▶ [INPUT]

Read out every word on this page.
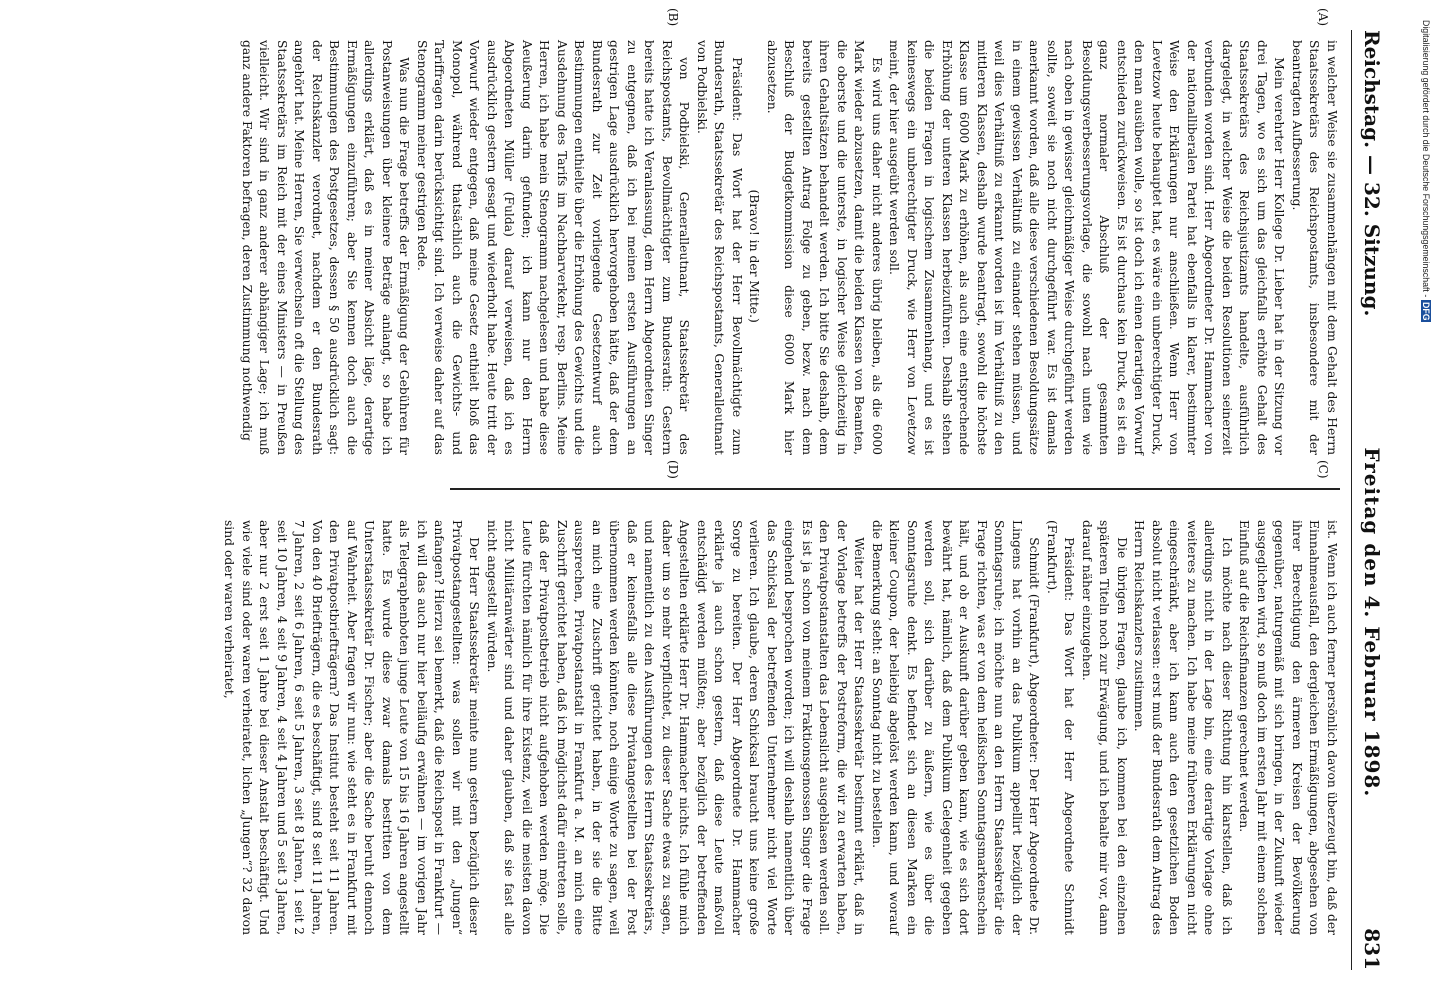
Reichstag. — 32. Sitzung.
Freitag den 4. Februar 1898.
831
(A)
(B)
(C)
(D)

in welcher Weise sie zusammenhängen mit dem Gehalt des Herrn Staatssekretärs des Reichspostamts, insbesondere mit der beantragten Aufbesserung.

Mein verehrter Herr Kollege Dr. Lieber hat in der Sitzung vor drei Tagen, wo es sich um das gleichfalls erhöhte Gehalt des Staatssekretärs des Reichsjustizamts handelte, ausführlich dargelegt, in welcher Weise die beiden Resolutionen seinerzeit verbunden worden sind. Herr Abgeordneter Dr. Hammacher von der nationalliberalen Partei hat ebenfalls in klarer, bestimmter Weise den Erklärungen nur anschließen. Wenn Herr von Levetzow heute behauptet hat, es wäre ein unberechtigter Druck, den man ausüben wolle, so ist doch ich einen derartigen Vorwurf entschieden zurückweisen. Es ist durchaus kein Druck, es ist ein ganz normaler Abschluß der gesammten Besoldungsverbesserungsvorlage, die sowohl nach unten wie nach oben in gewisser gleichmäßiger Weise durchgeführt werden sollte, soweit sie noch nicht durchgeführt war. Es ist damals anerkannt worden, daß alle diese verschiedenen Besoldungssätze in einem gewissen Verhältniß zu einander stehen müssen, und weil dies Verhältniß zu erkannt worden ist im Verhältniß zu den mittleren Klassen, deshalb wurde beantragt, sowohl die höchste Klasse um 6000 Mark zu erhöhen, als auch eine entsprechende Erhöhung der unteren Klassen herbeizuführen. Deshalb stehen die beiden Fragen in logischem Zusammenhang, und es ist keineswegs ein unberechtigter Druck, wie Herr von Levetzow meint, der hier ausgeübt werden soll.

Es wird uns daher nicht anderes übrig bleiben, als die 6000 Mark wieder abzusetzen, damit die beiden Klassen von Beamten, die oberste und die unterste, in logischer Weise gleichzeitig in ihren Gehaltsätzen behandelt werden. Ich bitte Sie deshalb, dem bereits gestellten Antrag Folge zu geben, bezw. nach dem Beschluß der Budgetkommission diese 6000 Mark hier abzusetzen.

(Bravo! in der Mitte.)

Präsident: Das Wort hat der Herr Bevollmächtigte zum Bundesrath, Staatssekretär des Reichspostamts, Generalleutnant von Podbielski.

von Podbielski, Generalleutnant, Staatssekretär des Reichspostamts, Bevollmächtigter zum Bundesrath: Gestern bereits hatte ich Veranlassung, dem Herrn Abgeordneten Singer zu entgegnen, daß ich bei meinen ersten Ausführungen an gestrigen Lage ausdrücklich hervorgehoben hätte, daß der dem Bundesrath zur Zeit vorliegende Gesetzentwurf auch Bestimmungen enthielte über die Erhöhung des Gewichts und die Ausdehnung des Tarifs im Nachbarverkehr, resp. Berlins. Meine Herren, ich habe mein Stenogramm nachgelesen und habe diese Aeußerung darin gefunden; ich kann nur den Herrn Abgeordneten Müller (Fulda) darauf verweisen, daß ich es ausdrücklich gestern gesagt und wiederholt habe. Heute tritt der Vorwurf wieder entgegen, daß meine Gesetz enthielt bloß das Monopol, während thatsächlich auch die Gewichts- und Tariffragen darin berücksichtigt sind. Ich verweise daher auf das Stenogramm meiner gestrigen Rede.

Was nun die Frage betreffs der Ermäßigung der Gebühren für Postanweisungen über kleinere Beträge anlangt, so habe ich allerdings erklärt, daß es in meiner Absicht läge, derartige Ermäßigungen einzuführen; aber Sie kennen doch auch die Bestimmungen des Postgesetzes, dessen § 50 ausdrücklich sagt: der Reichskanzler verordnet, nachdem er den Bundesrath angehört hat. Meine Herren, Sie verwechseln oft die Stellung des Staatssekretärs im Reich mit der eines Ministers — in Preußen vielleicht. Wir sind in ganz anderer abhängiger Lage; ich muß ganz andere Faktoren befragen, deren Zustimmung nothwendig

ist. Wenn ich auch ferner persönlich davon überzeugt bin, daß der Einnahmeausfall, den dergleichen Ermäßigungen, abgesehen von ihrer Berechtigung den ärmeren Kreisen der Bevölkerung gegenüber, naturgemäß mit sich bringen, in der Zukunft wieder ausgeglichen wird, so muß doch im ersten Jahr mit einem solchen Einfluß auf die Reichsfinanzen gerechnet werden.

Ich möchte nach dieser Richtung hin klarstellen, daß ich allerdings nicht in der Lage bin, eine derartige Vorlage ohne weiteres zu machen. Ich habe meine früheren Erklärungen nicht eingeschränkt, aber ich kann auch den gesetzlichen Boden absolut nicht verlassen: erst muß der Bundesrath dem Antrag des Herrn Reichskanzlers zustimmen.

Die übrigen Fragen, glaube ich, kommen bei den einzelnen späteren Titeln noch zur Erwägung, und ich behalte mir vor, dann darauf näher einzugehen.

Präsident: Das Wort hat der Herr Abgeordnete Schmidt (Frankfurt).

Schmidt (Frankfurt), Abgeordneter: Der Herr Abgeordnete Dr. Lingens hat vorhin an das Publikum appellirt bezüglich der Sonntagsruhe; ich möchte nun an den Herrn Staatssekretär die Frage richten, was er von dem heißischen Sonntagsmarkenschein hält, und ob er Auskunft darüber geben kann, wie es sich dort bewährt hat, nämlich, daß dem Publikum Gelegenheit gegeben werden soll, sich darüber zu äußern, wie es über die Sonntagsruhe denkt. Es befindet sich an diesen Marken ein kleiner Coupon, der beliebig abgelöst werden kann, und worauf die Bemerkung steht: an Sonntag nicht zu bestellen.

Weiter hat der Herr Staatssekretär bestimmt erklärt, daß in der Vorlage betreffs der Postreform, die wir zu erwarten haben, den Privatpostanstalten das Lebenslicht ausgeblasen werden soll. Es ist ja schon von meinem Fraktionsgenossen Singer die Frage eingehend besprochen worden; ich will deshalb namentlich über das Schicksal der betreffenden Unternehmer nicht viel Worte verlieren. Ich glaube, deren Schicksal braucht uns keine große Sorge zu bereiten. Der Herr Abgeordnete Dr. Hammacher erklärte ja auch schon gestern, daß diese Leute maßvoll entschädigt werden müßten; aber bezüglich der betreffenden Angestellten erklärte Herr Dr. Hammacher nichts. Ich fühle mich daher um so mehr verpflichtet, zu dieser Sache etwas zu sagen, und namentlich zu den Ausführungen des Herrn Staatssekretärs, daß er keinesfalls alle diese Privatangestellten bei der Post übernommen werden könnten, noch einige Worte zu sagen, weil an mich eine Zuschrift gerichtet haben, in der sie die Bitte aussprechen, Privatpostanstalt in Frankfurt a. M. an mich eine Zuschrift gerichtet haben, daß ich möglichst dafür eintreten solle, daß der Privatpostbetrieb nicht aufgehoben werden möge. Die Leute fürchten nämlich für ihre Existenz, weil die meisten davon nicht Militäranwärter sind und daher glauben, daß sie fast alle nicht angestellt würden.

Der Herr Staatssekretär meinte nun gestern bezüglich dieser Privatpostangestellten: was sollen wir mit den „Jungen“ anfangen? Hierzu sei bemerkt, daß die Reichspost in Frankfurt — ich will das auch nur hier beiläufig erwähnen — im vorigen Jahr als Telegraphenboten junge Leute von 15 bis 16 Jahren angestellt hatte. Es wurde diese zwar damals bestritten von dem Unterstaatssekretär Dr. Fischer; aber die Sache beruht dennoch auf Wahrheit. Aber fragen wir nun: wie steht es in Frankfurt mit den Privatpostbriefträgern? Das Institut besteht seit 11 Jahren. Von den 40 Briefträgern, die es beschäftigt, sind 8 seit 11 Jahren, 7 Jahren, 2 seit 6 Jahren, 6 seit 5 Jahren, 3 seit 8 Jahren, 1 seit 2 seit 10 Jahren, 4 seit 9 Jahren, 4 seit 4 Jahren und 5 seit 3 Jahren, aber nur 2 erst seit 1 Jahre bei dieser Anstalt beschäftigt. Und wie viele sind oder waren verheiratet, lichen „Jungen“? 32 davon sind oder waren verheiratet,

Digitalisierung gefördert durch die Deutsche Forschungsgemeinschaft - DFG
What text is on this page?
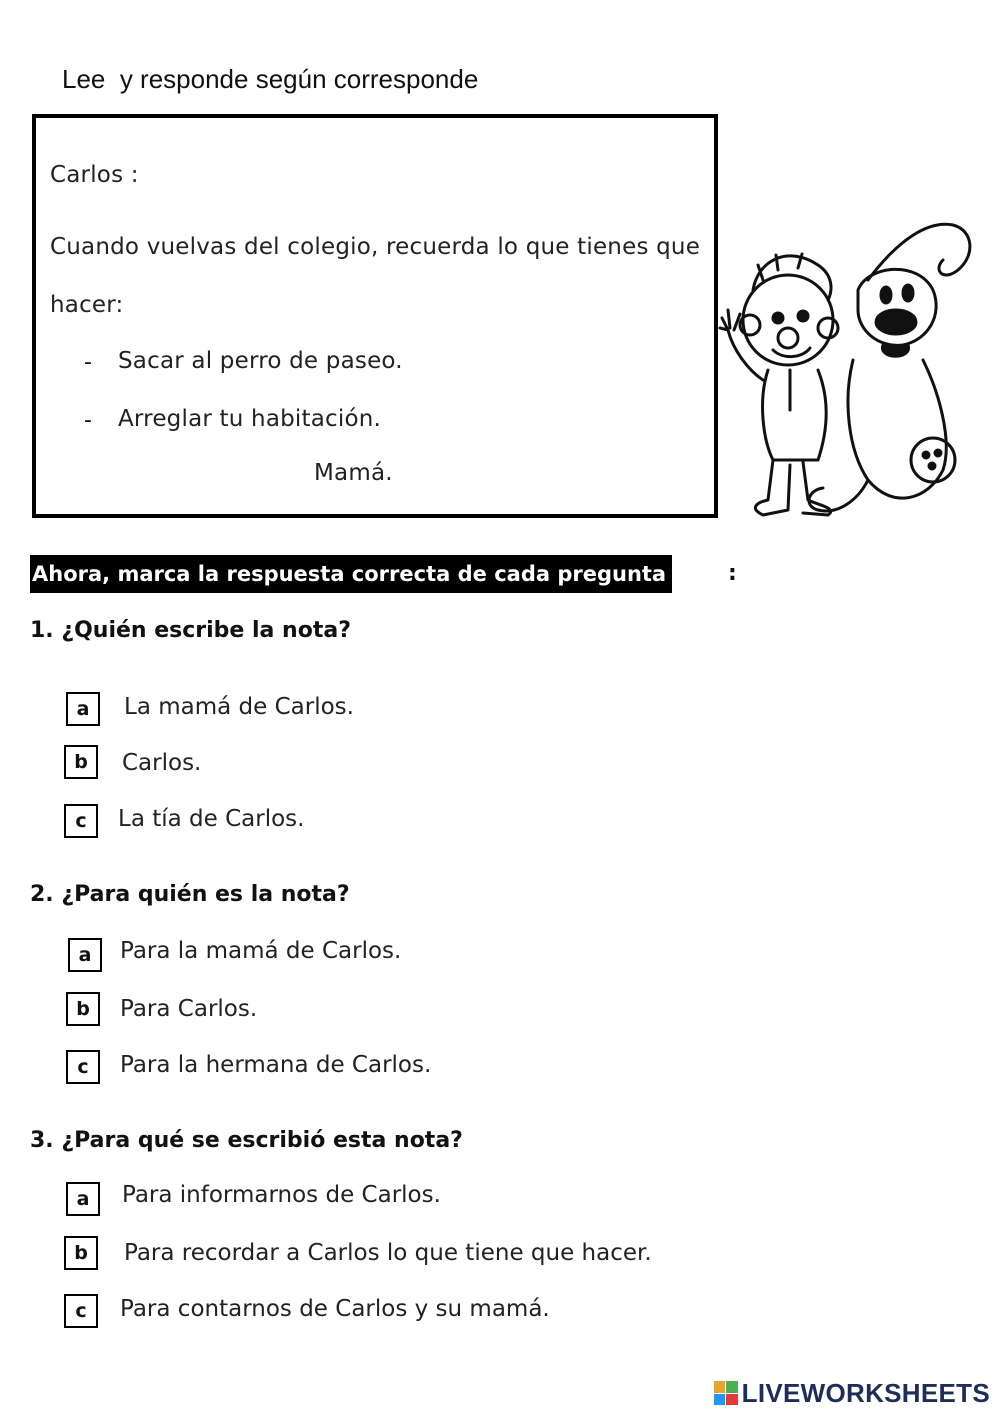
Lee  y responde según corresponde
Carlos :
Cuando vuelvas del colegio, recuerda lo que tienes que
hacer:
- Sacar al perro de paseo.
- Arreglar tu habitación.
Mamá.
Ahora, marca la respuesta correcta de cada pregunta	:
1. ¿Quién escribe la nota?
a	La mamá de Carlos.
b	Carlos.
c	La tía de Carlos.
2. ¿Para quién es la nota?
a	Para la mamá de Carlos.
b	Para Carlos.
c	Para la hermana de Carlos.
3. ¿Para qué se escribió esta nota?
a	Para informarnos de Carlos.
b	Para recordar a Carlos lo que tiene que hacer.
c	Para contarnos de Carlos y su mamá.
LIVEWORKSHEETS
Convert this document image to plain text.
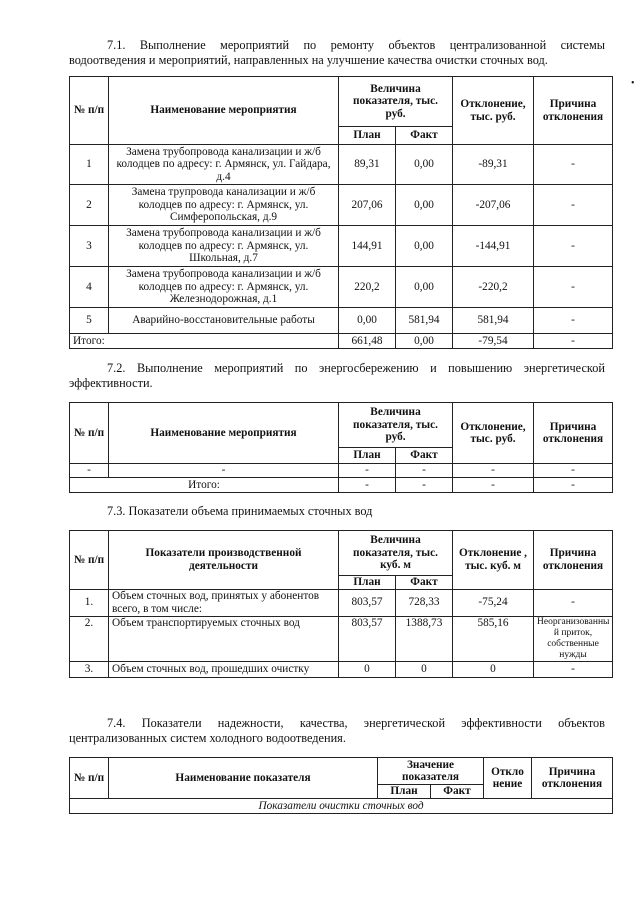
•
7.1. Выполнение мероприятий по ремонту объектов централизованной системы водоотведения и мероприятий, направленных на улучшение качества очистки сточных вод.
№ п/п	Наименование мероприятия	Величина показателя, тыс. руб.		Отклонение, тыс. руб.	Причина отклонения
		План	Факт		
1	Замена трубопровода канализации и ж/б колодцев по адресу: г. Армянск, ул. Гайдара, д.4	89,31	0,00	-89,31	-
2	Замена трупровода канализации и ж/б колодцев по адресу: г. Армянск, ул. Симферопольская, д.9	207,06	0,00	-207,06	-
3	Замена трубопровода канализации и ж/б колодцев по адресу: г. Армянск, ул. Школьная, д.7	144,91	0,00	-144,91	-
4	Замена трубопровода канализации и ж/б колодцев по адресу: г. Армянск, ул. Железнодорожная, д.1	220,2	0,00	-220,2	-
5	Аварийно-восстановительные работы	0,00	581,94	581,94	-
Итого:		661,48	0,00	-79,54	-
7.2. Выполнение мероприятий по энергосбережению и повышению энергетической эффективности.
№ п/п	Наименование мероприятия	Величина показателя, тыс. руб.		Отклонение, тыс. руб.	Причина отклонения
		План	Факт		
-	-	-	-	-	-
Итого:		-	-	-	-
7.3. Показатели объема принимаемых сточных вод
№ п/п	Показатели производственной деятельности	Величина показателя, тыс. куб. м		Отклонение , тыс. куб. м	Причина отклонения
		План	Факт		
1.	Объем сточных вод, принятых у абонентов всего, в том числе:	803,57	728,33	-75,24	-
2.	Объем транспортируемых сточных вод	803,57	1388,73	585,16	Неорганизованны й приток, собственные нужды
3.	Объем сточных вод, прошедших очистку	0	0	0	-
7.4. Показатели надежности, качества, энергетической эффективности объектов централизованных систем холодного водоотведения.
№ п/п	Наименование показателя	Значение показателя		Откло нение	Причина отклонения
		План	Факт		
Показатели очистки сточных вод					
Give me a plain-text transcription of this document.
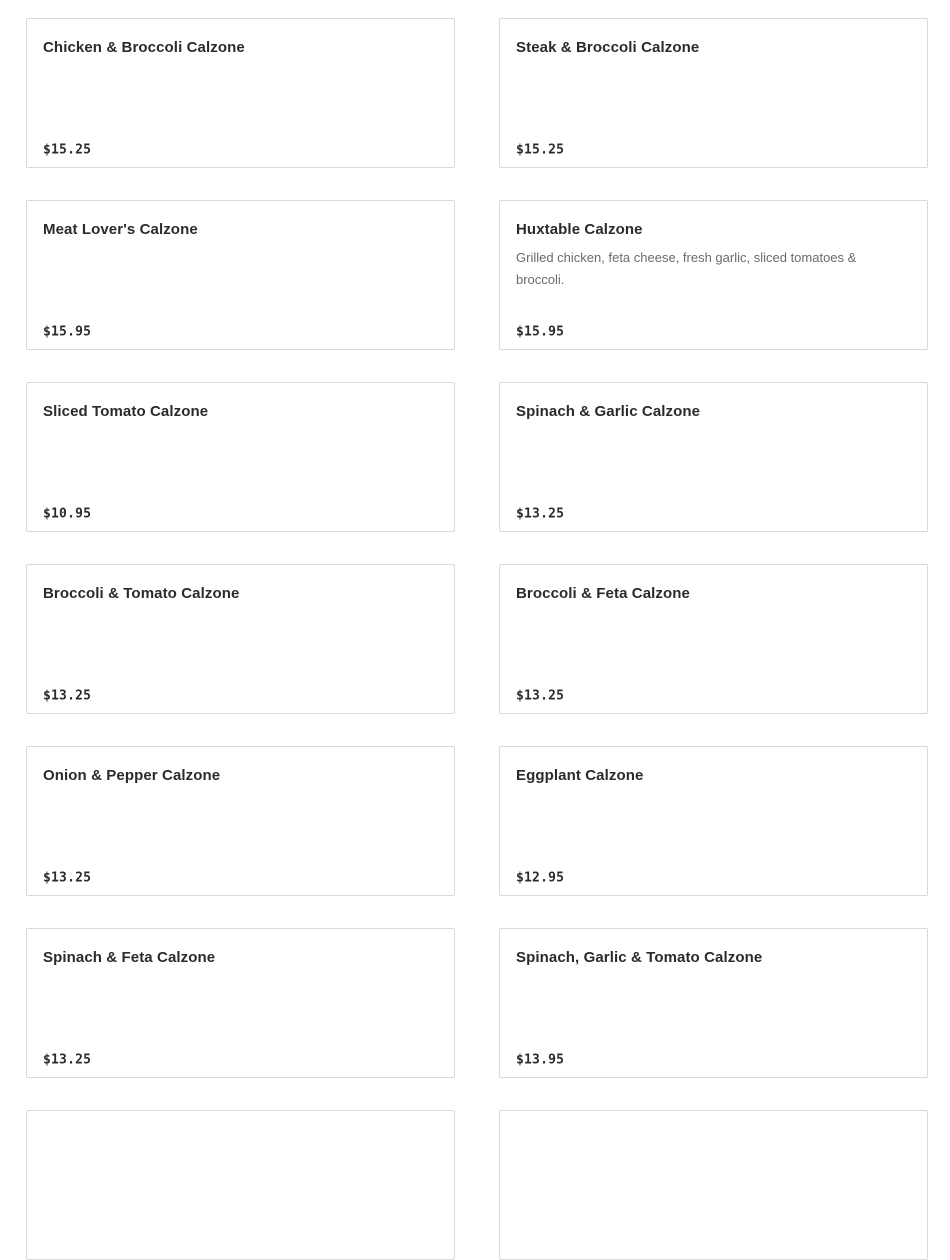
Chicken & Broccoli Calzone
$15.25
Steak & Broccoli Calzone
$15.25
Meat Lover's Calzone
$15.95
Huxtable Calzone
Grilled chicken, feta cheese, fresh garlic, sliced tomatoes & broccoli.
$15.95
Sliced Tomato Calzone
$10.95
Spinach & Garlic Calzone
$13.25
Broccoli & Tomato Calzone
$13.25
Broccoli & Feta Calzone
$13.25
Onion & Pepper Calzone
$13.25
Eggplant Calzone
$12.95
Spinach & Feta Calzone
$13.25
Spinach, Garlic & Tomato Calzone
$13.95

▶ [GOAL] Copy only the lines running from the one that holds "Give me a plain-text" through the last line of the data, and include both of those lines. Do not copy any pictures.

▶ [OUTPUT FOR THIS TASK]
Give me a plain-text transcription of this document.
Chicken & Broccoli Calzone
$15.25
Steak & Broccoli Calzone
$15.25
Meat Lover's Calzone
$15.95
Huxtable Calzone
Grilled chicken, feta cheese, fresh garlic, sliced tomatoes & broccoli.
$15.95
Sliced Tomato Calzone
$10.95
Spinach & Garlic Calzone
$13.25
Broccoli & Tomato Calzone
$13.25
Broccoli & Feta Calzone
$13.25
Onion & Pepper Calzone
$13.25
Eggplant Calzone
$12.95
Spinach & Feta Calzone
$13.25
Spinach, Garlic & Tomato Calzone
$13.95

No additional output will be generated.